Dataset rows about figures:

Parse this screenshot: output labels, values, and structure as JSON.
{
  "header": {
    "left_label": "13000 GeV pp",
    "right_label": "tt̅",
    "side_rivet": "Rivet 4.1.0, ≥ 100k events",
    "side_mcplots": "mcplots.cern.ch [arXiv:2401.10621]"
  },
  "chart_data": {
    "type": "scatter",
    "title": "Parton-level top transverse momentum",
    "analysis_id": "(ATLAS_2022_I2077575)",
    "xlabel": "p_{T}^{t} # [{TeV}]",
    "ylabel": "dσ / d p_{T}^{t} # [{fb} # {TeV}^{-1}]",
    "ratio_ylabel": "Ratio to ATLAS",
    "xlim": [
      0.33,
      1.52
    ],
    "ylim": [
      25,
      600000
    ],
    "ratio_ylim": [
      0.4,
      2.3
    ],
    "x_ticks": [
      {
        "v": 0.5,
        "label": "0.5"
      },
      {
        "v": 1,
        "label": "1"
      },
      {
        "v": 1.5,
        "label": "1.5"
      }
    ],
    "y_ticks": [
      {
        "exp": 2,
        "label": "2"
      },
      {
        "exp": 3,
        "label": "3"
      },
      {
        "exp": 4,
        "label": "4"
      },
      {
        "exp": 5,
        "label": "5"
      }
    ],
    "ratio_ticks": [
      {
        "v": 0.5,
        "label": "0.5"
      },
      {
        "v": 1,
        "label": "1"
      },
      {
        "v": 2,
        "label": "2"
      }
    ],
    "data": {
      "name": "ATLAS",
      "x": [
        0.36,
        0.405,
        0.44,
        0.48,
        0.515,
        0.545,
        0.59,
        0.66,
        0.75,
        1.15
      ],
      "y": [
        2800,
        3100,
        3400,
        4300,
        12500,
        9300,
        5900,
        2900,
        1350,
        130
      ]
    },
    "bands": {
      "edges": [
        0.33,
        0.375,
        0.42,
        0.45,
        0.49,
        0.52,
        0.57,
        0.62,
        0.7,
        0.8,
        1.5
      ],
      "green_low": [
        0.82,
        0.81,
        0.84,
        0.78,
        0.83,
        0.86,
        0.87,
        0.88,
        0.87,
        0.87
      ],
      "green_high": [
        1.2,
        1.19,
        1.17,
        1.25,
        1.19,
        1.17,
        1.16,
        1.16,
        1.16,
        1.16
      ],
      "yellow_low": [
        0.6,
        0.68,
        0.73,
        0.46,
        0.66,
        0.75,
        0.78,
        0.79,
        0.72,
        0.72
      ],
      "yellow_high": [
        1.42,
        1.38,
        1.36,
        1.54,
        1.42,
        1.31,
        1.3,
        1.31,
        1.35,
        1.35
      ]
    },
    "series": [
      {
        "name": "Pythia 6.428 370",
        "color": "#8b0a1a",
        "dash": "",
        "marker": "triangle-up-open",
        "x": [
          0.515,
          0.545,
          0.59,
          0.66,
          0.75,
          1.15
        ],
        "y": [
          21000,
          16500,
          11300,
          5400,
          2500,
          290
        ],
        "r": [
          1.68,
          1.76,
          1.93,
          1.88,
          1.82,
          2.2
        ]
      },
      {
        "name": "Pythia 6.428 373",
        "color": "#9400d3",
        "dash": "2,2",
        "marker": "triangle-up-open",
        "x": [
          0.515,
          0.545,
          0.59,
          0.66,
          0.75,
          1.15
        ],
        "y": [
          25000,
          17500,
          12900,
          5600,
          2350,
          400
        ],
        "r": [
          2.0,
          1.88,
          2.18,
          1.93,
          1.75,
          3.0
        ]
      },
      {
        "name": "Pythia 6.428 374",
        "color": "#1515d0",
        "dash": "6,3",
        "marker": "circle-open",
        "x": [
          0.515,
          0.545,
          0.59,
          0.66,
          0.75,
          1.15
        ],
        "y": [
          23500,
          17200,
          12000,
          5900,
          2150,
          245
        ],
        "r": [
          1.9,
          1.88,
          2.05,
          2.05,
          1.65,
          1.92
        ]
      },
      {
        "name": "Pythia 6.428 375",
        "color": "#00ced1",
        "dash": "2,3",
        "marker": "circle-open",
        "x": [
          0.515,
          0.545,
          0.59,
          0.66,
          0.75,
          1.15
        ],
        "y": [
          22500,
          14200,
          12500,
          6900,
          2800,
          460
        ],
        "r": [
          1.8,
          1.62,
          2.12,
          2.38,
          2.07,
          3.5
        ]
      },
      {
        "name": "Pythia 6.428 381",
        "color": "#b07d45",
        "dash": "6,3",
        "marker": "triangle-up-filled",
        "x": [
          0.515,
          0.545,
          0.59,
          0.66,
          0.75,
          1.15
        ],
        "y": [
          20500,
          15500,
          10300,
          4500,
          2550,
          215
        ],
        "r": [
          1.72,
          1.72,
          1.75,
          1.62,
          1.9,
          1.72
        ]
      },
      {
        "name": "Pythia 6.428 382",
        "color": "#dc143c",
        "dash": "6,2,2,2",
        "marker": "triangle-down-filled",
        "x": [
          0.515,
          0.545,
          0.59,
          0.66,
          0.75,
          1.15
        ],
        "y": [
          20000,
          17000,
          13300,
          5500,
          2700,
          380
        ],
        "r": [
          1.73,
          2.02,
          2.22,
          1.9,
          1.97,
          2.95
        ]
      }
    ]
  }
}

### WHAT YOU SHOULD DO:
Find each line holding "triangle". Copy it out.

### WRITTEN RESPONSE:
        "marker": "triangle-up-open",
        "marker": "triangle-up-open",
        "marker": "triangle-up-filled",
        "marker": "triangle-down-filled",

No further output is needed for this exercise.